▸ **Input for this task**
—————
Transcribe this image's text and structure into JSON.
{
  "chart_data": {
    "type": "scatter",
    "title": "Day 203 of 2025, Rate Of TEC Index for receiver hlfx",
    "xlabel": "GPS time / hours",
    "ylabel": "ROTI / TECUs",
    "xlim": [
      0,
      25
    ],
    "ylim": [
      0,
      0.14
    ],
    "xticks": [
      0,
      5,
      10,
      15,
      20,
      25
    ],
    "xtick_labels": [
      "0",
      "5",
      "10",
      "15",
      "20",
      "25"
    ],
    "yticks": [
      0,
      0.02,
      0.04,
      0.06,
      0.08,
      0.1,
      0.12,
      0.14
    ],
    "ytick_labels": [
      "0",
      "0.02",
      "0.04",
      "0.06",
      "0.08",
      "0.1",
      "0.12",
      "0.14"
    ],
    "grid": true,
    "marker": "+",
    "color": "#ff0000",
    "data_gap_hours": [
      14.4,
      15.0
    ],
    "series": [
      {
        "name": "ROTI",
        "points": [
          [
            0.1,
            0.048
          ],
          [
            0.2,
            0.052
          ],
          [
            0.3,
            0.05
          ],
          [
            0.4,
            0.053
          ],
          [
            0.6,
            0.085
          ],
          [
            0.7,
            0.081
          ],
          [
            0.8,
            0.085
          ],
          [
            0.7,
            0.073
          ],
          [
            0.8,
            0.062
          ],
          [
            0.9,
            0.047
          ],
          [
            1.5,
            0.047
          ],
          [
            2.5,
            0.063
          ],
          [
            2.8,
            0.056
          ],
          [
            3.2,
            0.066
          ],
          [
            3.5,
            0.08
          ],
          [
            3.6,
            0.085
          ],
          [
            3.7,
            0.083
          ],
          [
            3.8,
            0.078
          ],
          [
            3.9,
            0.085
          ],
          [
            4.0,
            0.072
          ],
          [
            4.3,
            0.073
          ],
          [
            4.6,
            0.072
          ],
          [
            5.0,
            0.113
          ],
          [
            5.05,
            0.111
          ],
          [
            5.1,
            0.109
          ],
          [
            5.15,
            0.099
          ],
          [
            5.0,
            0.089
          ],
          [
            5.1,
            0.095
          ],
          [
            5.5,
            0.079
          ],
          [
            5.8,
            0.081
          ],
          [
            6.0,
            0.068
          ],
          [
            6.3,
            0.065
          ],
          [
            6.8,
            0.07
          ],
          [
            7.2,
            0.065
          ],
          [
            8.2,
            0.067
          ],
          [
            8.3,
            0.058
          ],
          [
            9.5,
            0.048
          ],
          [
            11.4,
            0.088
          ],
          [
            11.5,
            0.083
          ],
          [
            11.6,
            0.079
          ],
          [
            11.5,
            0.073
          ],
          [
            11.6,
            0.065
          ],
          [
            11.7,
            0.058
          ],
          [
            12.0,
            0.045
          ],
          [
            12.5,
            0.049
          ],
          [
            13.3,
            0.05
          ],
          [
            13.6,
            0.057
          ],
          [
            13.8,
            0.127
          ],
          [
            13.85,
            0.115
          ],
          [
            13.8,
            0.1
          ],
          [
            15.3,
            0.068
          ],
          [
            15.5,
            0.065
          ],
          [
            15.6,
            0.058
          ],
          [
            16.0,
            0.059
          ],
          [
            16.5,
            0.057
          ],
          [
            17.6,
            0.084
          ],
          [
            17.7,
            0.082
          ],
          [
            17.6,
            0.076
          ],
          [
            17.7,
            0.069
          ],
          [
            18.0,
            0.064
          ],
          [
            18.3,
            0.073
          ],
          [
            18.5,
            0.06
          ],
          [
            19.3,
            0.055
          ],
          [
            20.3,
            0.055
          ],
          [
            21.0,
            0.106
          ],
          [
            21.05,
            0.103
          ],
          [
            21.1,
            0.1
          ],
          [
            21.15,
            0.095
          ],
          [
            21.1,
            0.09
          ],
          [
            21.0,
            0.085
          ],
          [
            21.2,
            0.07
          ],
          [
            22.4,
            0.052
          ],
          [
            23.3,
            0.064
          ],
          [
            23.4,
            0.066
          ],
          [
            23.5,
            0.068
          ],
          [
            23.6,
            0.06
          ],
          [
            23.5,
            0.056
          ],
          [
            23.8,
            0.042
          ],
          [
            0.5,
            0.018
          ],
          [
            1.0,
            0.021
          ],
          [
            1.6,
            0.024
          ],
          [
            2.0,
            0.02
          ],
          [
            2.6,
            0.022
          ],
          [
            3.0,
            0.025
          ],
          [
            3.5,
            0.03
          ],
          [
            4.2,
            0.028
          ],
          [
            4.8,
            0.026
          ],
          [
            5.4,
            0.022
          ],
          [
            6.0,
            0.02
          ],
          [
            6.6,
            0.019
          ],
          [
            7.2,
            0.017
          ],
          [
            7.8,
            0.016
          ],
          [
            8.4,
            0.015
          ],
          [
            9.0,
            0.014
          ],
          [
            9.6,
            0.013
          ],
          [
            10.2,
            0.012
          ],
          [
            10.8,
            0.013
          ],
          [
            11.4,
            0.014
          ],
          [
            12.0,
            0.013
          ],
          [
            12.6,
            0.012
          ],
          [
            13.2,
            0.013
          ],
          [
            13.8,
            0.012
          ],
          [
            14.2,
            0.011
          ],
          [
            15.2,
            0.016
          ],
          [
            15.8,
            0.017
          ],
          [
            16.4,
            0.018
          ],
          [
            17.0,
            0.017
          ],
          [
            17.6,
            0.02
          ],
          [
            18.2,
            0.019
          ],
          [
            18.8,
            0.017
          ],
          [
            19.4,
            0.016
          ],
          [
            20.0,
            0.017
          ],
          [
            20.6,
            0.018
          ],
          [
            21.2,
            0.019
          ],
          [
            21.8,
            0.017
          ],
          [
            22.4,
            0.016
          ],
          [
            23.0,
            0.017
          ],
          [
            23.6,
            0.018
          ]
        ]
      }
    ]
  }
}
—————
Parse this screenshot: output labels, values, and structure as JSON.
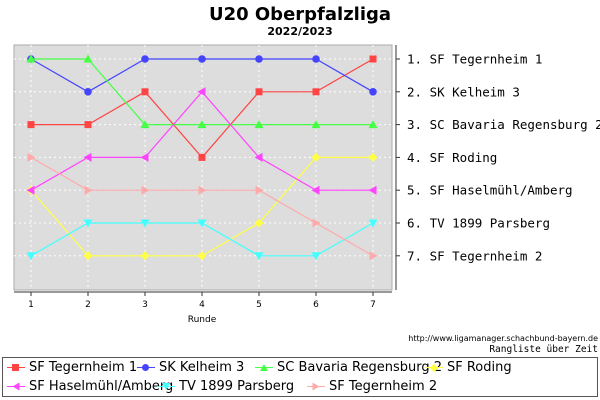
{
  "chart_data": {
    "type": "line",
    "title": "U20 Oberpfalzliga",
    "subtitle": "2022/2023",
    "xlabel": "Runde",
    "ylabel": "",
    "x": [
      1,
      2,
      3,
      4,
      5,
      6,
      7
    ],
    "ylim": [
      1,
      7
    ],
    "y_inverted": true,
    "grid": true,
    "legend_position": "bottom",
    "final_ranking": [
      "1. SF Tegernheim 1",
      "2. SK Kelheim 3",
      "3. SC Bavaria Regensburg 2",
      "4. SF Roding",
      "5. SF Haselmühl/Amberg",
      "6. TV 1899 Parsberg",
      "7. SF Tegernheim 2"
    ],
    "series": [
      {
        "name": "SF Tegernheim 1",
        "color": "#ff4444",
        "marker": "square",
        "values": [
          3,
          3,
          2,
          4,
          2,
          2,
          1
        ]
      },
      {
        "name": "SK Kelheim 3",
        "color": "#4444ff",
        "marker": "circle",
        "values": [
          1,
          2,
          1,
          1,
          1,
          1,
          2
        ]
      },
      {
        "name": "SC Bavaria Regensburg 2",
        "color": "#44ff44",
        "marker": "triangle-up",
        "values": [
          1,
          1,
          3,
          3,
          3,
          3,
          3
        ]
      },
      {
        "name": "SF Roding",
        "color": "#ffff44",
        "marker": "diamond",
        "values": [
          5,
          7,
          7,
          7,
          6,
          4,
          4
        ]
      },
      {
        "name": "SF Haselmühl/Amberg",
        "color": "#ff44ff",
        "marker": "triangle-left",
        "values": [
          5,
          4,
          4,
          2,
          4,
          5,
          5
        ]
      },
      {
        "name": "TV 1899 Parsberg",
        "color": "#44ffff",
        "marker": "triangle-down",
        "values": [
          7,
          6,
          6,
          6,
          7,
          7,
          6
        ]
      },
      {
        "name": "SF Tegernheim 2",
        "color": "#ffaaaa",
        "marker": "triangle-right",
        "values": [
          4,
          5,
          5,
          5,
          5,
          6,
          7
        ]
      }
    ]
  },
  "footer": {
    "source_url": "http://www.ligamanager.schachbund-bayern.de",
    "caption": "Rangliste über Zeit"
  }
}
—————
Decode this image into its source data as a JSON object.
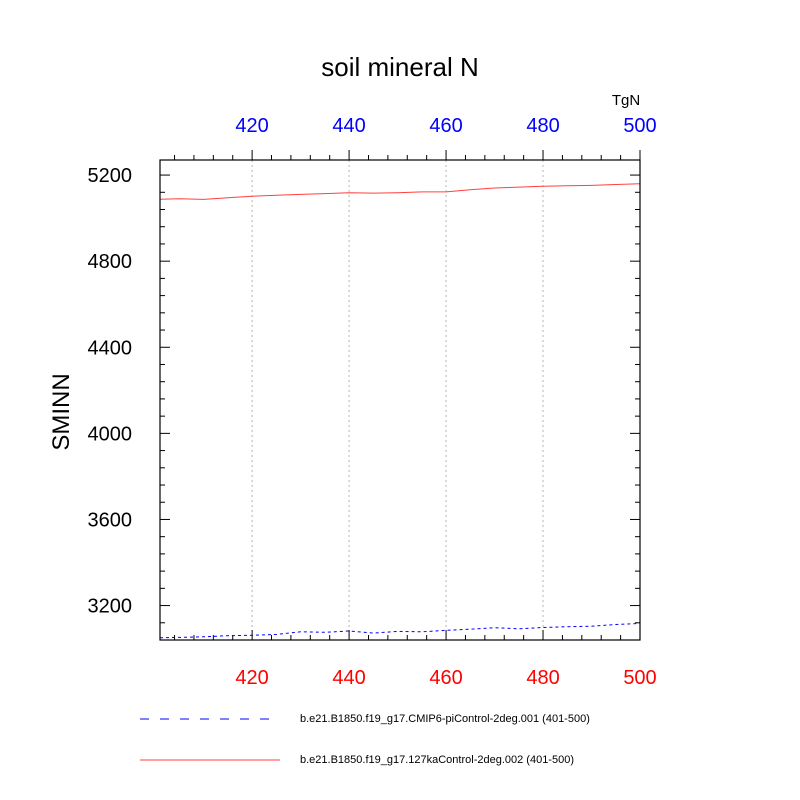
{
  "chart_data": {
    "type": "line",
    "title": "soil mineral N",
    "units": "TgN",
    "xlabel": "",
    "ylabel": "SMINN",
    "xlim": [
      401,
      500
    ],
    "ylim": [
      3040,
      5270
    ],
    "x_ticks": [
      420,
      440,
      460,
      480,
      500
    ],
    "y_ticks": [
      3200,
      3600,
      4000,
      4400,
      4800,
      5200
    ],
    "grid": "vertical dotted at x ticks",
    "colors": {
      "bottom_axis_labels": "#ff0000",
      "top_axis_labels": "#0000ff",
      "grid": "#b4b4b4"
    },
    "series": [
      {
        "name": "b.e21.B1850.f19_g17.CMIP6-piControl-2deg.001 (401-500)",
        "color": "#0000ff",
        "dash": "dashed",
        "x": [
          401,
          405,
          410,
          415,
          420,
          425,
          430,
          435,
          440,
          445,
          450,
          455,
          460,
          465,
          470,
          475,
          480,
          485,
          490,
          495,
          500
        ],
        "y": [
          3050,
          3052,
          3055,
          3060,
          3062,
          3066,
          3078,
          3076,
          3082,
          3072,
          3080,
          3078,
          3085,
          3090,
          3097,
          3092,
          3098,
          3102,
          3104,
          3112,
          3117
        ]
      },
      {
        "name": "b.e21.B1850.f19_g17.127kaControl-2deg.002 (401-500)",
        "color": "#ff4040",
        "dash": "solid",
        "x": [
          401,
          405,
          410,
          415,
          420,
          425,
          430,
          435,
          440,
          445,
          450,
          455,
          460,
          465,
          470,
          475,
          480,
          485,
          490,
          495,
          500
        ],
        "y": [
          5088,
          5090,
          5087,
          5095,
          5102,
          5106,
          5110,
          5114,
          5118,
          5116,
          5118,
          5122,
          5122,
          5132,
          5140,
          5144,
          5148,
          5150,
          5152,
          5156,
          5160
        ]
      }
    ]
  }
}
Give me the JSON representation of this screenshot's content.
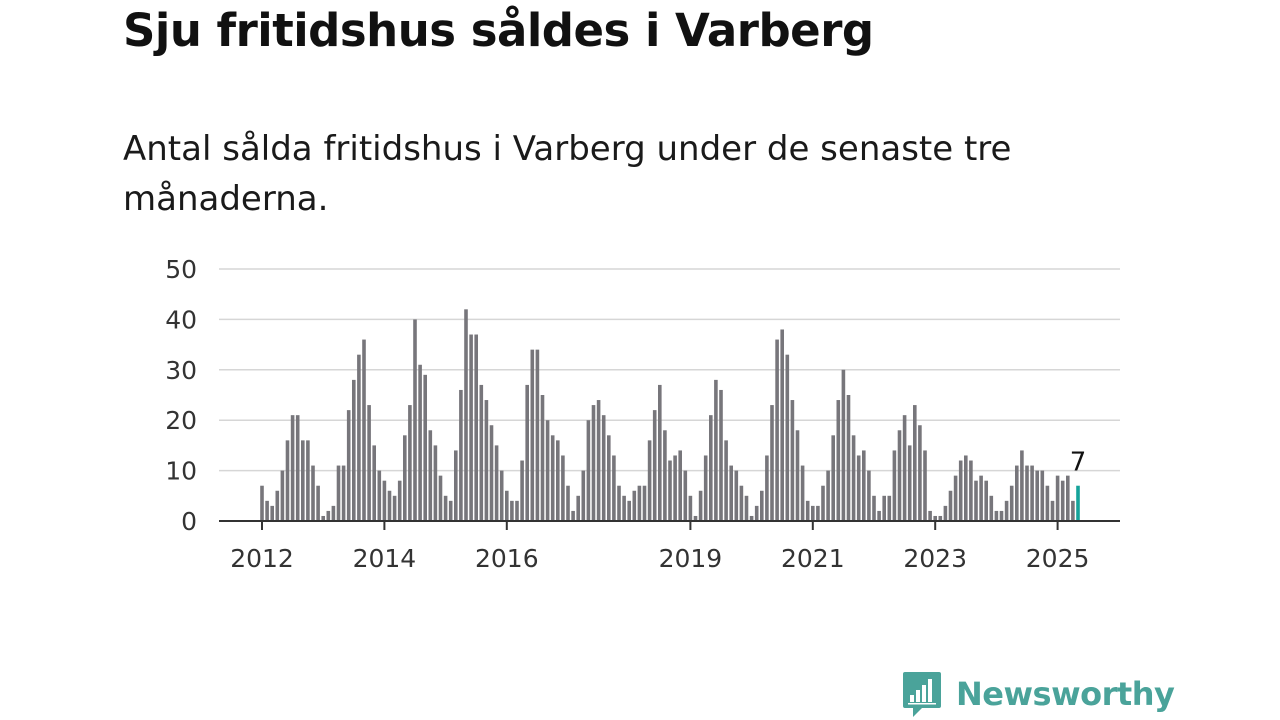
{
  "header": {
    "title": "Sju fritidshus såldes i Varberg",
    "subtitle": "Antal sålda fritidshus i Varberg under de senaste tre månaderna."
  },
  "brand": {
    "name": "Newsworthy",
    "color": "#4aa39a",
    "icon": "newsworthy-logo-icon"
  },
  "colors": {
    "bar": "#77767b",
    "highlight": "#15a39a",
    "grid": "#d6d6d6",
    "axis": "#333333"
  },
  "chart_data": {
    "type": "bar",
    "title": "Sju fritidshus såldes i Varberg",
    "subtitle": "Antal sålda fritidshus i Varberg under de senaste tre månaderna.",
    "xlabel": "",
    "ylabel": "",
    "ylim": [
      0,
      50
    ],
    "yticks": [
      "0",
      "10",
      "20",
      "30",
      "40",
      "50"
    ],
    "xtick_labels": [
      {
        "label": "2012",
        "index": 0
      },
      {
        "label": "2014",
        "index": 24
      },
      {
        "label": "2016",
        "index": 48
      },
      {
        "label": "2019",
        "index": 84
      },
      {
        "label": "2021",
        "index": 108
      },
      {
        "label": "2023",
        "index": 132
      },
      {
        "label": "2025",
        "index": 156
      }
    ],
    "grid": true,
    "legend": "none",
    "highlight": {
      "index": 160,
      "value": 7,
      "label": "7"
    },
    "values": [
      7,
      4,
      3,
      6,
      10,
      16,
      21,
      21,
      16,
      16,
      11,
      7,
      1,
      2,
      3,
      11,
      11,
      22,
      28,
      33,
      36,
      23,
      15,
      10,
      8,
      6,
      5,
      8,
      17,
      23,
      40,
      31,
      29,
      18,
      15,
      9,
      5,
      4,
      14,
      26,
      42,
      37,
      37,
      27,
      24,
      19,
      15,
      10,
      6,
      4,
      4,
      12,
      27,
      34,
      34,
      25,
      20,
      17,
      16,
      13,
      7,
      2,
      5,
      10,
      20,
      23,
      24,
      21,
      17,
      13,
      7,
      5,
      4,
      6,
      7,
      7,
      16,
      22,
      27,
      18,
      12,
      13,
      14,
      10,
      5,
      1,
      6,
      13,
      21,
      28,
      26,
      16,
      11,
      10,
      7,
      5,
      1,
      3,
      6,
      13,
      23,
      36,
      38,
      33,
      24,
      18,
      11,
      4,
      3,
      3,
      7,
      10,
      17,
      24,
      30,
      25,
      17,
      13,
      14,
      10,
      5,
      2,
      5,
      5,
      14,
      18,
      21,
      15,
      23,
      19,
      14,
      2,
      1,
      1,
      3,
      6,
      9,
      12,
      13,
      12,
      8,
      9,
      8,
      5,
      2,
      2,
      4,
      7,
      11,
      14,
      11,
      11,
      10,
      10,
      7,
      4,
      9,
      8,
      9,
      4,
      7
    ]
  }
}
—————
▸ **Task to complete**
Give nothing but the count of lines in the listing above that hold the string "Antal".

▸ **Correct response**
2